====== INPUT DATA

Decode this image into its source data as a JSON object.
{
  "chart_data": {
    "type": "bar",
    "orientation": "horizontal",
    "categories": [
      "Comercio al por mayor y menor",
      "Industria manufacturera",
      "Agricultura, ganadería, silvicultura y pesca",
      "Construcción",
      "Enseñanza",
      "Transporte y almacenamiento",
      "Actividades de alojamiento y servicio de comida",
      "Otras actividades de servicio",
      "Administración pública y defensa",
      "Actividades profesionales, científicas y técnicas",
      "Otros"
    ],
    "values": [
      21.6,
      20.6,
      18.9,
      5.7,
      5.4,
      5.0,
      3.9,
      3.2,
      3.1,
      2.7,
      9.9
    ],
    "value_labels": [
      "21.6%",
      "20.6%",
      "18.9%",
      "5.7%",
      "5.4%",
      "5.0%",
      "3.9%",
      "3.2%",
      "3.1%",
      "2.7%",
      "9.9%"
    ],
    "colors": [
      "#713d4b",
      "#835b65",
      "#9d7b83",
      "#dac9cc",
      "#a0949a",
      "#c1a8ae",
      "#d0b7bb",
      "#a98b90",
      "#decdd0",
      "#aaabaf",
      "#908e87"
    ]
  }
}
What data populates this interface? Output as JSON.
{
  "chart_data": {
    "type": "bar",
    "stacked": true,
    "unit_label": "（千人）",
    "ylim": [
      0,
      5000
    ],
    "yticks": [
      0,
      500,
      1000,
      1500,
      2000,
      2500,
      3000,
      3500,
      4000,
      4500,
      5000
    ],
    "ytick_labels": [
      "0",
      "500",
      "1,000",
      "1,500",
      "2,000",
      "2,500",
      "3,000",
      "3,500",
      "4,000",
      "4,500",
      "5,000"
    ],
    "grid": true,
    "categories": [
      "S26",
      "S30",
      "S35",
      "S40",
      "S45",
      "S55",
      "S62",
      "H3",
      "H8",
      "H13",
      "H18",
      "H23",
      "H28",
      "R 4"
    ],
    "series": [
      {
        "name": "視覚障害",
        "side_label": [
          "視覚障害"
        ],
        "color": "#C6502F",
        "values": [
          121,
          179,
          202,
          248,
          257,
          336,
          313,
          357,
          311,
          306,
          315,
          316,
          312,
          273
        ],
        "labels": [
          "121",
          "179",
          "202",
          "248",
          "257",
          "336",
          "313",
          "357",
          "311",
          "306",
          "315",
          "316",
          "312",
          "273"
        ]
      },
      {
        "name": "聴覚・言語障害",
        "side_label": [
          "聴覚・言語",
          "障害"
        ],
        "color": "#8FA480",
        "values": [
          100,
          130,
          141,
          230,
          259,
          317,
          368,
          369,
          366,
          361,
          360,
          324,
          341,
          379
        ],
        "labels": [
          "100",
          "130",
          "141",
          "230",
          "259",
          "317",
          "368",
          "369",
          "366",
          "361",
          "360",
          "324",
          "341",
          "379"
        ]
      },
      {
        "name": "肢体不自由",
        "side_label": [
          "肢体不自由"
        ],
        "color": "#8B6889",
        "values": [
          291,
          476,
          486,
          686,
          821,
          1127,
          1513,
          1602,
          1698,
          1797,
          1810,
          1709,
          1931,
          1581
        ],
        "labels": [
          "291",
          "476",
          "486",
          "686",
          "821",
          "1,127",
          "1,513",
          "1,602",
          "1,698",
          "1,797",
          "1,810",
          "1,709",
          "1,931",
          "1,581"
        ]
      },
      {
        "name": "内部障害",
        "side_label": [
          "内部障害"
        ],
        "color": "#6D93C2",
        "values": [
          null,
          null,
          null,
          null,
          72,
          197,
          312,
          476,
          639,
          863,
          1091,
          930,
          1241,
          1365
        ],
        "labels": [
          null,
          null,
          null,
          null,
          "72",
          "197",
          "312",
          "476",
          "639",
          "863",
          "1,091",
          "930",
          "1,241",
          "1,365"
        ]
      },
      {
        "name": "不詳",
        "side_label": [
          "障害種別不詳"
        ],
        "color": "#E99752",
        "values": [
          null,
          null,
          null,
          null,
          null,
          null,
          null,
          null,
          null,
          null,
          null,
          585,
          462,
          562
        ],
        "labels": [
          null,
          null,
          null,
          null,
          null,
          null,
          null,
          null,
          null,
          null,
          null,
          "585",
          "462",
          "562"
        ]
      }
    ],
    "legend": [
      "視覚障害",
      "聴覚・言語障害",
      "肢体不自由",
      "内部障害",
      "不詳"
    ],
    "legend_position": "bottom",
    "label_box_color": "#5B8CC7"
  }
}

============

GOAL
Pull every line containing the word "JSON" out of the material and copy it.

THE COMPLETED TASK
Decode this image into its source data as a JSON object.
What data populates this interface? Output as JSON.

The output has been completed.